Exercise requirements: Filter the records below down to lines containing "source".

* begin Dataset records *

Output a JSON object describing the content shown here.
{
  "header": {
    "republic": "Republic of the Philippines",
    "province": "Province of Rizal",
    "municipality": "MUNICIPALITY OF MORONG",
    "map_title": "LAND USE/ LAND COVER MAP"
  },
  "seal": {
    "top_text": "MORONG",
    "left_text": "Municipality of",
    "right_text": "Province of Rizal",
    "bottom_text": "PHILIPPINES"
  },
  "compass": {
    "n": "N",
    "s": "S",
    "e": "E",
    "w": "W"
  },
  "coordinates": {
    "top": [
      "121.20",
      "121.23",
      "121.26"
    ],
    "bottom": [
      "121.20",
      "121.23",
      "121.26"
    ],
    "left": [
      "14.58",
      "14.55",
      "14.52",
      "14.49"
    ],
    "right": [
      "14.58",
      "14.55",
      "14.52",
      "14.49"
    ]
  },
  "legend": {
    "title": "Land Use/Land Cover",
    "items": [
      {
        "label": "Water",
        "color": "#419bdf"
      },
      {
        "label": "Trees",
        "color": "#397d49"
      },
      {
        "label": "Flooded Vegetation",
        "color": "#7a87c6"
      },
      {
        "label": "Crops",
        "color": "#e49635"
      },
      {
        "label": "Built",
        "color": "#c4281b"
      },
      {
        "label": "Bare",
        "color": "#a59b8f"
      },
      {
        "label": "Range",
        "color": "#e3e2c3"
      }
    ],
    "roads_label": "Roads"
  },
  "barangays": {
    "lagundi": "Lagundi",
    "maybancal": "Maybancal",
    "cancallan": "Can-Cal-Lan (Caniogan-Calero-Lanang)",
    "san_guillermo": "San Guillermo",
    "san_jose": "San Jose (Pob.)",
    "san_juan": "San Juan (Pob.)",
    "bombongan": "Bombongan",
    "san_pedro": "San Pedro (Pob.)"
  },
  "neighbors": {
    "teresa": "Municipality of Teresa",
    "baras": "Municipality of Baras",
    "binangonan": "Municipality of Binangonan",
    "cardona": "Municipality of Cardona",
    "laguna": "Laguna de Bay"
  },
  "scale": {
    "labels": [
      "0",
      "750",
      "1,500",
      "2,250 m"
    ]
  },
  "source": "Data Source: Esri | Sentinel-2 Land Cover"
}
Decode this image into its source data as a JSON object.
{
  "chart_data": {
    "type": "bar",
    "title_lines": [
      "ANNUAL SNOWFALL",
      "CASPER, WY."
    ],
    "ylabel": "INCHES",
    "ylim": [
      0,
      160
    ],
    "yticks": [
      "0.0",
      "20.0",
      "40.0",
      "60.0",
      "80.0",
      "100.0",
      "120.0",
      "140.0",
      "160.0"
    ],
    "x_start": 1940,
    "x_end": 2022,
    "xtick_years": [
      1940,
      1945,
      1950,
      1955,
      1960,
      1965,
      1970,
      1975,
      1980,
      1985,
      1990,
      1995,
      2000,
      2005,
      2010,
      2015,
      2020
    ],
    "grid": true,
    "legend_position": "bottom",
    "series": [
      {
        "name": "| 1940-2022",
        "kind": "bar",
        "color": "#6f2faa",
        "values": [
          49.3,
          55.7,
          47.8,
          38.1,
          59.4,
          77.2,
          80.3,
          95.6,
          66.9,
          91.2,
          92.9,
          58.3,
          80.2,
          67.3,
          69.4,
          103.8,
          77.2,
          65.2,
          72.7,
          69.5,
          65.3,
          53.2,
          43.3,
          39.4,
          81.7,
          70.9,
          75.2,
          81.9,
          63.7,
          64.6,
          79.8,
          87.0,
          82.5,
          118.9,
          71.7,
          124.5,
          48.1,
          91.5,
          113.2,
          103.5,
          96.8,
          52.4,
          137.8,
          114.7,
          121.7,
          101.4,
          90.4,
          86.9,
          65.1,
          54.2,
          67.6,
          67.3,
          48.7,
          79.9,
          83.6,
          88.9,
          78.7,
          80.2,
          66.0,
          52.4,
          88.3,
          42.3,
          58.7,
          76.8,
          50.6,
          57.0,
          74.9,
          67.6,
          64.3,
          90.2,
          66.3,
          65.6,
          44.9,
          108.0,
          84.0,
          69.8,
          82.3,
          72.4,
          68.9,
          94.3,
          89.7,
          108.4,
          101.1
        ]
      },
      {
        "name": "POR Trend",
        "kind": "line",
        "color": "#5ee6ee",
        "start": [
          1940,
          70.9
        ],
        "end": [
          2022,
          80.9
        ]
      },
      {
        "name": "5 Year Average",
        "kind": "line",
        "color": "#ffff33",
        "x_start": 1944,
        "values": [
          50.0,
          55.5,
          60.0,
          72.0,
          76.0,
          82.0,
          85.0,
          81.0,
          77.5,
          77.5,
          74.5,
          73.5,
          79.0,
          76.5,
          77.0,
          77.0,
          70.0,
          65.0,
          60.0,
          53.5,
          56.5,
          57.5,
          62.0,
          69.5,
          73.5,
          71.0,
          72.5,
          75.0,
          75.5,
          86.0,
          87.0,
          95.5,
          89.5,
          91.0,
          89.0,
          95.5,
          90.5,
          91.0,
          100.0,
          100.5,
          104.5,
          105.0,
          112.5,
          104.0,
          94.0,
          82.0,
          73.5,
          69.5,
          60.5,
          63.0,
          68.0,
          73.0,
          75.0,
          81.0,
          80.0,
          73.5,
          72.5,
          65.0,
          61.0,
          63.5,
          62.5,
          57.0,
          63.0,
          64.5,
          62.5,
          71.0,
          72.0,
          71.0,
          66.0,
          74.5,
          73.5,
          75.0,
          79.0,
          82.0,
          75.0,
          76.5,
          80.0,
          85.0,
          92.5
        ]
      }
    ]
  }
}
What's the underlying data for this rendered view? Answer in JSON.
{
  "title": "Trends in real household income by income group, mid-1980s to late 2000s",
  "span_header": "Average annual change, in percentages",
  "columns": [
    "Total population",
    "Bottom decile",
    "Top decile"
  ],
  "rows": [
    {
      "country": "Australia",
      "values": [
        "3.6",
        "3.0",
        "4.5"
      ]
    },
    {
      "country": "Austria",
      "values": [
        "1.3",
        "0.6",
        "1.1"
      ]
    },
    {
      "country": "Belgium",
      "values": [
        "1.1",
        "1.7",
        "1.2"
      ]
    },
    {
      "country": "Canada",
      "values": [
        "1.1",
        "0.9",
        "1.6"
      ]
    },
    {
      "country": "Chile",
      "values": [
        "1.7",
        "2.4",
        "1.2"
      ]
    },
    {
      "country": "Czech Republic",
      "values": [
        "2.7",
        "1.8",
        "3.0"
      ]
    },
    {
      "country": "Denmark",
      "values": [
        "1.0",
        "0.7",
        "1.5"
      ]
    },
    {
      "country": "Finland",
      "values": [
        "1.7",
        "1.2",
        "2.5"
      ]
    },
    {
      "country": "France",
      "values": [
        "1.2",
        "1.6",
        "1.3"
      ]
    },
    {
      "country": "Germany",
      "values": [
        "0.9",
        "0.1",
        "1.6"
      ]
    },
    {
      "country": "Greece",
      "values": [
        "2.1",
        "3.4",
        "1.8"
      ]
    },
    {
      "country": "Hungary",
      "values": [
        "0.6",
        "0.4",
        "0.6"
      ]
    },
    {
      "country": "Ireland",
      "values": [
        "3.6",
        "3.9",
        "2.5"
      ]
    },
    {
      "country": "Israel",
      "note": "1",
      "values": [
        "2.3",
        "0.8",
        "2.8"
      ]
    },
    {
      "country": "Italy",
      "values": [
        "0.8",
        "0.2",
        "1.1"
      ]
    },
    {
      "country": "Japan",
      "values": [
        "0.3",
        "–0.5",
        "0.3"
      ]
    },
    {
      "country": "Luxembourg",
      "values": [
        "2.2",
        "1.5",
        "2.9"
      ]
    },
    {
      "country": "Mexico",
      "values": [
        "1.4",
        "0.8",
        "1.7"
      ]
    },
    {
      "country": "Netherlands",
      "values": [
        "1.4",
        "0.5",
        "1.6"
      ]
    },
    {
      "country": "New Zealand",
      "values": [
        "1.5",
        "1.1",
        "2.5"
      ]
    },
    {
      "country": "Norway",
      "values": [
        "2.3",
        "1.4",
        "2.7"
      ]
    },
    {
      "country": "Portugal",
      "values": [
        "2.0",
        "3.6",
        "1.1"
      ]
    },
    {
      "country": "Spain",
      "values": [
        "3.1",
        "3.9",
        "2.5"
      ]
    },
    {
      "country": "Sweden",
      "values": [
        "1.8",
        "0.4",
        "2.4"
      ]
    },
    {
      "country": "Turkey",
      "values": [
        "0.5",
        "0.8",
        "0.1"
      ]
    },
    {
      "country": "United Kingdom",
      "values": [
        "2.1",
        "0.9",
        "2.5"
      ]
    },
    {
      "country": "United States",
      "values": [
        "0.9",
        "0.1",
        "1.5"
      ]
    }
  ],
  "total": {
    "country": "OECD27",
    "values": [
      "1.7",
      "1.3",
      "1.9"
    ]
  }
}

* end Dataset records *

Correct result:
  "source": "Data Source: Esri | Sentinel-2 Land Cover"
Decode this image into its source data as a JSON object.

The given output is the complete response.